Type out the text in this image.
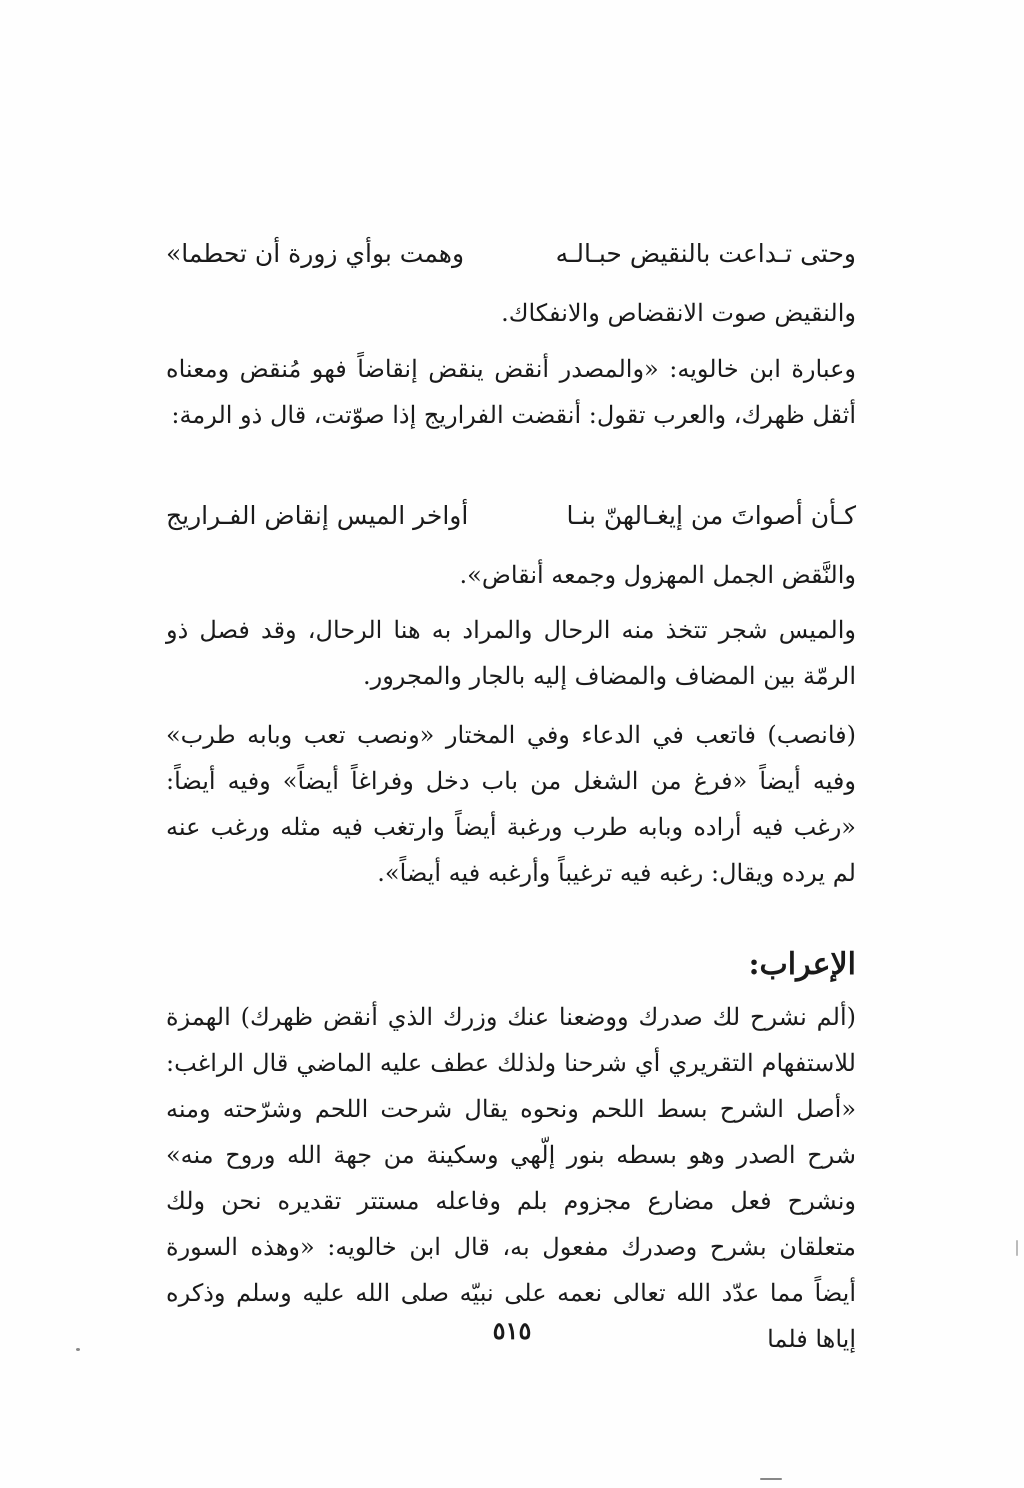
وحتى تـداعت بالنقيض حبـالـه
وهمت بوأي زورة أن تحطما»
والنقيض صوت الانقضاص والانفكاك.
وعبارة ابن خالويه: «والمصدر أنقض ينقض إنقاضاً فهو مُنقض ومعناه أثقل ظهرك، والعرب تقول: أنقضت الفراريج إذا صوّتت، قال ذو الرمة:
كـأن أصواتَ من إيغـالهنّ بنـا
أواخر الميس إنقاض الفـراريج
والنَّقض الجمل المهزول وجمعه أنقاض».
والميس شجر تتخذ منه الرحال والمراد به هنا الرحال، وقد فصل ذو الرمّة بين المضاف والمضاف إليه بالجار والمجرور.
(فانصب) فاتعب في الدعاء وفي المختار «ونصب تعب وبابه طرب» وفيه أيضاً «فرغ من الشغل من باب دخل وفراغاً أيضاً» وفيه أيضاً: «رغب فيه أراده وبابه طرب ورغبة أيضاً وارتغب فيه مثله ورغب عنه لم يرده ويقال: رغبه فيه ترغيباً وأرغبه فيه أيضاً».
الإعراب:
(ألم نشرح لك صدرك ووضعنا عنك وزرك الذي أنقض ظهرك) الهمزة للاستفهام التقريري أي شرحنا ولذلك عطف عليه الماضي قال الراغب: «أصل الشرح بسط اللحم ونحوه يقال شرحت اللحم وشرّحته ومنه شرح الصدر وهو بسطه بنور إلّهي وسكينة من جهة الله وروح منه» ونشرح فعل مضارع مجزوم بلم وفاعله مستتر تقديره نحن ولك متعلقان بشرح وصدرك مفعول به، قال ابن خالويه: «وهذه السورة أيضاً مما عدّد الله تعالى نعمه على نبيّه صلى الله عليه وسلم وذكره إياها فلما
٥١٥
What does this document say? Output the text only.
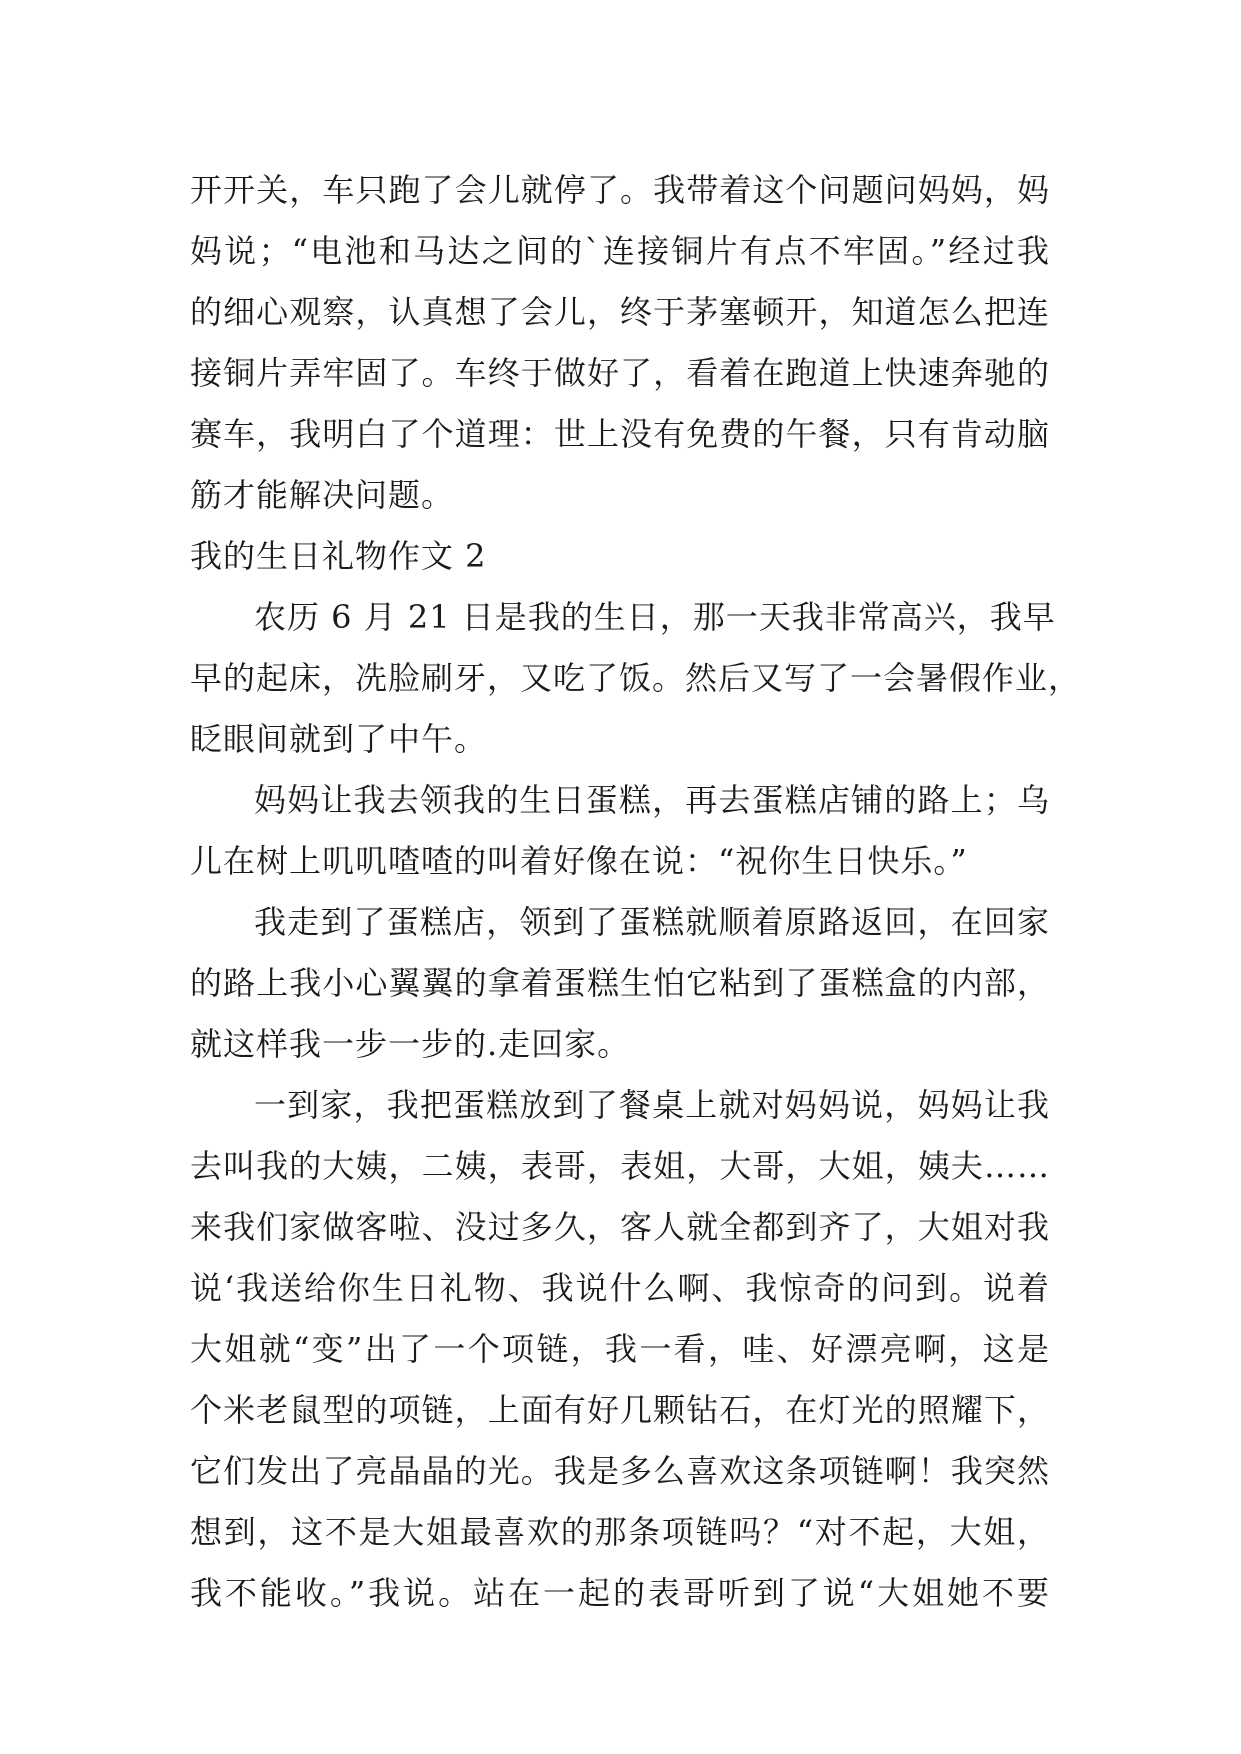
开开关，车只跑了会儿就停了。我带着这个问题问妈妈，妈
妈说；“电池和马达之间的`连接铜片有点不牢固。”经过我
的细心观察，认真想了会儿，终于茅塞顿开，知道怎么把连
接铜片弄牢固了。车终于做好了，看着在跑道上快速奔驰的
赛车，我明白了个道理：世上没有免费的午餐，只有肯动脑
筋才能解决问题。
我的生日礼物作文 2
农历 6 月 21 日是我的生日，那一天我非常高兴，我早
早的起床，冼脸刷牙，又吃了饭。然后又写了一会暑假作业，
眨眼间就到了中午。
妈妈让我去领我的生日蛋糕，再去蛋糕店铺的路上；乌
儿在树上叽叽喳喳的叫着好像在说：“祝你生日快乐。”
我走到了蛋糕店，领到了蛋糕就顺着原路返回，在回家
的路上我小心翼翼的拿着蛋糕生怕它粘到了蛋糕盒的内部，
就这样我一步一步的.走回家。
一到家，我把蛋糕放到了餐桌上就对妈妈说，妈妈让我
去叫我的大姨，二姨，表哥，表姐，大哥，大姐，姨夫……
来我们家做客啦、没过多久，客人就全都到齐了，大姐对我
说‘我送给你生日礼物、我说什么啊、我惊奇的问到。说着
大姐就“变”出了一个项链，我一看，哇、好漂亮啊，这是
个米老鼠型的项链，上面有好几颗钻石，在灯光的照耀下，
它们发出了亮晶晶的光。我是多么喜欢这条项链啊！我突然
想到，这不是大姐最喜欢的那条项链吗？“对不起，大姐，
我不能收。”我说。站在一起的表哥听到了说“大姐她不要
+-------+
Give every line above again exactly, with no pictures.

Type out the text in this image.
وحتى تـداعت بالنقيض حبـالـه
وهمت بوأي زورة أن تحطما»
والنقيض صوت الانقضاص والانفكاك.
وعبارة ابن خالويه: «والمصدر أنقض ينقض إنقاضاً فهو مُنقض ومعناه أثقل ظهرك، والعرب تقول: أنقضت الفراريج إذا صوّتت، قال ذو الرمة:
كـأن أصواتَ من إيغـالهنّ بنـا
أواخر الميس إنقاض الفـراريج
والنَّقض الجمل المهزول وجمعه أنقاض».
والميس شجر تتخذ منه الرحال والمراد به هنا الرحال، وقد فصل ذو الرمّة بين المضاف والمضاف إليه بالجار والمجرور.
(فانصب) فاتعب في الدعاء وفي المختار «ونصب تعب وبابه طرب» وفيه أيضاً «فرغ من الشغل من باب دخل وفراغاً أيضاً» وفيه أيضاً: «رغب فيه أراده وبابه طرب ورغبة أيضاً وارتغب فيه مثله ورغب عنه لم يرده ويقال: رغبه فيه ترغيباً وأرغبه فيه أيضاً».
الإعراب:
(ألم نشرح لك صدرك ووضعنا عنك وزرك الذي أنقض ظهرك) الهمزة للاستفهام التقريري أي شرحنا ولذلك عطف عليه الماضي قال الراغب: «أصل الشرح بسط اللحم ونحوه يقال شرحت اللحم وشرّحته ومنه شرح الصدر وهو بسطه بنور إلّهي وسكينة من جهة الله وروح منه» ونشرح فعل مضارع مجزوم بلم وفاعله مستتر تقديره نحن ولك متعلقان بشرح وصدرك مفعول به، قال ابن خالويه: «وهذه السورة أيضاً مما عدّد الله تعالى نعمه على نبيّه صلى الله عليه وسلم وذكره إياها فلما
٥١٥
What does this document say? Output the text only.
开开关，车只跑了会儿就停了。我带着这个问题问妈妈，妈
妈说；“电池和马达之间的`连接铜片有点不牢固。”经过我
的细心观察，认真想了会儿，终于茅塞顿开，知道怎么把连
接铜片弄牢固了。车终于做好了，看着在跑道上快速奔驰的
赛车，我明白了个道理：世上没有免费的午餐，只有肯动脑
筋才能解决问题。
我的生日礼物作文 2
农历 6 月 21 日是我的生日，那一天我非常高兴，我早
早的起床，冼脸刷牙，又吃了饭。然后又写了一会暑假作业，
眨眼间就到了中午。
妈妈让我去领我的生日蛋糕，再去蛋糕店铺的路上；乌
儿在树上叽叽喳喳的叫着好像在说：“祝你生日快乐。”
我走到了蛋糕店，领到了蛋糕就顺着原路返回，在回家
的路上我小心翼翼的拿着蛋糕生怕它粘到了蛋糕盒的内部，
就这样我一步一步的.走回家。
一到家，我把蛋糕放到了餐桌上就对妈妈说，妈妈让我
去叫我的大姨，二姨，表哥，表姐，大哥，大姐，姨夫……
来我们家做客啦、没过多久，客人就全都到齐了，大姐对我
说‘我送给你生日礼物、我说什么啊、我惊奇的问到。说着
大姐就“变”出了一个项链，我一看，哇、好漂亮啊，这是
个米老鼠型的项链，上面有好几颗钻石，在灯光的照耀下，
它们发出了亮晶晶的光。我是多么喜欢这条项链啊！我突然
想到，这不是大姐最喜欢的那条项链吗？“对不起，大姐，
我不能收。”我说。站在一起的表哥听到了说“大姐她不要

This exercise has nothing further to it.